▸ Set task:
From the entries below, gather every line containing the string "Other".

* START Source records *

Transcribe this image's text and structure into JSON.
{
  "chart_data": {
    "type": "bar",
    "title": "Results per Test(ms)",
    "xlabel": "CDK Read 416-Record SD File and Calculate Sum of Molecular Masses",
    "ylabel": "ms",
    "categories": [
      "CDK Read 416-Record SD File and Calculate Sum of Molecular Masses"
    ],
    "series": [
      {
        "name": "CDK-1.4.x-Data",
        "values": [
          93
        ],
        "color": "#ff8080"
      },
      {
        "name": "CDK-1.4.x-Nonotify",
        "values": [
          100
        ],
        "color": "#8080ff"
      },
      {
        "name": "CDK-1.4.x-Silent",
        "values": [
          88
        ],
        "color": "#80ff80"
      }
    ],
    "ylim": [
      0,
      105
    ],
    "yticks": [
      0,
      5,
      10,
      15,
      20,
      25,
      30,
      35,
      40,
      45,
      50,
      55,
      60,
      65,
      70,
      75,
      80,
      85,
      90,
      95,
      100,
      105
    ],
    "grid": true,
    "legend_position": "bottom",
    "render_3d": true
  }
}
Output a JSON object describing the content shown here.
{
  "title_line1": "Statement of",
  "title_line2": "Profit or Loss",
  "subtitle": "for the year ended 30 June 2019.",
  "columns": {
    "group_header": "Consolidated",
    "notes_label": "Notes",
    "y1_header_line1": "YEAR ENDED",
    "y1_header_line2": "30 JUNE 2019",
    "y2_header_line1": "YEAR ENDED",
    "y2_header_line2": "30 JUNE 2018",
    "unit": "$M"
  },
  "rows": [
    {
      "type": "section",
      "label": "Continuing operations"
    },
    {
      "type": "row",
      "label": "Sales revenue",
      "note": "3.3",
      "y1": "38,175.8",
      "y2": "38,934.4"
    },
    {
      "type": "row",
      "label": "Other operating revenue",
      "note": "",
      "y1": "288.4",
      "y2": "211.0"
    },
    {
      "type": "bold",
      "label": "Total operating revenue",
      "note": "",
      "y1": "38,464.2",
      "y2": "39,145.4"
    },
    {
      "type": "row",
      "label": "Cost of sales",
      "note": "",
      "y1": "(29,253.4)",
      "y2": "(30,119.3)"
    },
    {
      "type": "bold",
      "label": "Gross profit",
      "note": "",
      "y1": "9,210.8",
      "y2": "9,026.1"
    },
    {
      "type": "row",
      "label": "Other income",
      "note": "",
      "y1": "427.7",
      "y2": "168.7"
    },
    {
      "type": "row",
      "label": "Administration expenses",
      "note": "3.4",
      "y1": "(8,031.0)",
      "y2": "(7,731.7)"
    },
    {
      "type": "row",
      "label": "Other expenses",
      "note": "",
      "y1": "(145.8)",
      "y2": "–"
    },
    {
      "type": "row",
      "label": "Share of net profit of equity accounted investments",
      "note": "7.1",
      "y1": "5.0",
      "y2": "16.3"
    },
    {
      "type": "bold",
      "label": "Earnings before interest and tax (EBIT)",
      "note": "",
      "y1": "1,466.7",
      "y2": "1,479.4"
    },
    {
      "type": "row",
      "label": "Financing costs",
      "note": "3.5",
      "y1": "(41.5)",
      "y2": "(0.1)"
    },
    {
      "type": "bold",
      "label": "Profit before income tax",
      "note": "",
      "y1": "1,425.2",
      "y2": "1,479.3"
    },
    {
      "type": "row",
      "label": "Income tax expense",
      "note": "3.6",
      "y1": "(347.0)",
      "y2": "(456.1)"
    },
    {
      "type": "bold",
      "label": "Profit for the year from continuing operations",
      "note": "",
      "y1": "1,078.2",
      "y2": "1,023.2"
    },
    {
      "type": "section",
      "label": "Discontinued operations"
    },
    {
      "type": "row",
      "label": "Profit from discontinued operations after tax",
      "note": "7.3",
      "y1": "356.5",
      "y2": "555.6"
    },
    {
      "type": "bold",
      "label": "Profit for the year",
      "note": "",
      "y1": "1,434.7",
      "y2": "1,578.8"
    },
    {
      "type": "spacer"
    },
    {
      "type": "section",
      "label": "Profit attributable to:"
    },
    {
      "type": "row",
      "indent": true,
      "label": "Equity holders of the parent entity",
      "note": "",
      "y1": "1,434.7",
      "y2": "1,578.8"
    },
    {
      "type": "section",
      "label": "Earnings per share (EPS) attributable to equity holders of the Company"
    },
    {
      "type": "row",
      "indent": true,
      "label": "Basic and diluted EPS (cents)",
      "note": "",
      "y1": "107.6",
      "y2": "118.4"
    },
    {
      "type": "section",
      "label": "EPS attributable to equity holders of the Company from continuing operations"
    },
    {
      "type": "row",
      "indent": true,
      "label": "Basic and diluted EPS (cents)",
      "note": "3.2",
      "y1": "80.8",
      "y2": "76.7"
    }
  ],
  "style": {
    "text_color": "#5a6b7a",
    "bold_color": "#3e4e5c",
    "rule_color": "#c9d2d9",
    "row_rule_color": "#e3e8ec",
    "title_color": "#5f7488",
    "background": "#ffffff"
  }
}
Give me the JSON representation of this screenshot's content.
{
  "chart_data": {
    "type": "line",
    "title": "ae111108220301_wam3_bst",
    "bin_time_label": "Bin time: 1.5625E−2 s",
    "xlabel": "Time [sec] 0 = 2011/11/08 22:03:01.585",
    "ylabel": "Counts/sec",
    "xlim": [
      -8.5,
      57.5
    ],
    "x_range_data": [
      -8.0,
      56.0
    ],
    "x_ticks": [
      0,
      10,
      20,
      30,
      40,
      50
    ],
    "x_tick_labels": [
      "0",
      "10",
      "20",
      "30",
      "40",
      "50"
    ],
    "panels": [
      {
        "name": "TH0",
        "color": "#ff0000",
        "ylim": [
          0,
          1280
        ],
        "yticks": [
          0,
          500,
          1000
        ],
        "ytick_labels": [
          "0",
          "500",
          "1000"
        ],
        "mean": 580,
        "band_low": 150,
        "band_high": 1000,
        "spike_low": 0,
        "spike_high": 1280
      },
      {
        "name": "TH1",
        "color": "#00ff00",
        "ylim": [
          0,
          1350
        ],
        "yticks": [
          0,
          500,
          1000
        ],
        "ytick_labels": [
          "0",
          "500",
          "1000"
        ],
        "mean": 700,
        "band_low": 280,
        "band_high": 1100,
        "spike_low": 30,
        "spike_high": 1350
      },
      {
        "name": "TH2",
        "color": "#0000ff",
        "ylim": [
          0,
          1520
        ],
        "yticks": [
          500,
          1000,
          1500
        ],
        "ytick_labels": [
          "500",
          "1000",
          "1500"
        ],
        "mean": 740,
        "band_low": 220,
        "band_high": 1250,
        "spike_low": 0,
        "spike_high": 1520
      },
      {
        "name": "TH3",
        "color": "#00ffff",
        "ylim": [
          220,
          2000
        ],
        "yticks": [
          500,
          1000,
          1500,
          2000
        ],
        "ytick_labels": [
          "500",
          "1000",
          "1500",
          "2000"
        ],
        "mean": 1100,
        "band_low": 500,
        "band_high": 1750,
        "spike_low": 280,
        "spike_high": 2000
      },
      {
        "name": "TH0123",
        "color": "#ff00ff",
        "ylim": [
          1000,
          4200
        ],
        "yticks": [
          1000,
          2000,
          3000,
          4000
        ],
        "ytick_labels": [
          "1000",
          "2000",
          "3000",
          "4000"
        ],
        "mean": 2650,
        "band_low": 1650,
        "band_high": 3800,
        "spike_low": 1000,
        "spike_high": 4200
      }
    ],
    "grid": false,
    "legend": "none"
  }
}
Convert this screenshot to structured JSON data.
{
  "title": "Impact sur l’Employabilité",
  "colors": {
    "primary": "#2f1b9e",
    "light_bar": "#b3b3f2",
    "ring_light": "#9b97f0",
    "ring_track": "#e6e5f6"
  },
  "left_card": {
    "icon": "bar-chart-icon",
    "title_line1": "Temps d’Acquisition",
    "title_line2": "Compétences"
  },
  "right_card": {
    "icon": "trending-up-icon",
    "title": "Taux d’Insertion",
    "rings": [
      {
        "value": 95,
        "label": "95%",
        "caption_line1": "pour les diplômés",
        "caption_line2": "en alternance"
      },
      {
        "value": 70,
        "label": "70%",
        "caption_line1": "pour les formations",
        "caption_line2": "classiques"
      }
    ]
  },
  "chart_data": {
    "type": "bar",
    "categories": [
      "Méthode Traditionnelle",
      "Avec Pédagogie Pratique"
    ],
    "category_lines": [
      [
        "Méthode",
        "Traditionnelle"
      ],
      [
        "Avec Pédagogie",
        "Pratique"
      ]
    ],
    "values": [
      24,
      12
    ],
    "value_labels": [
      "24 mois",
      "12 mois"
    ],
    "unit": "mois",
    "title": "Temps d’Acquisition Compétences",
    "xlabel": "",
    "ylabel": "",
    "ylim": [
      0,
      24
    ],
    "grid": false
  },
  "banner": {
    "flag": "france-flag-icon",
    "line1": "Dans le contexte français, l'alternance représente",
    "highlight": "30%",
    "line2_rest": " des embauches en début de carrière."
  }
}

* END Source records *

▸ Solution to the exercise:
      "label": "Other operating revenue",
      "label": "Other income",
      "label": "Other expenses",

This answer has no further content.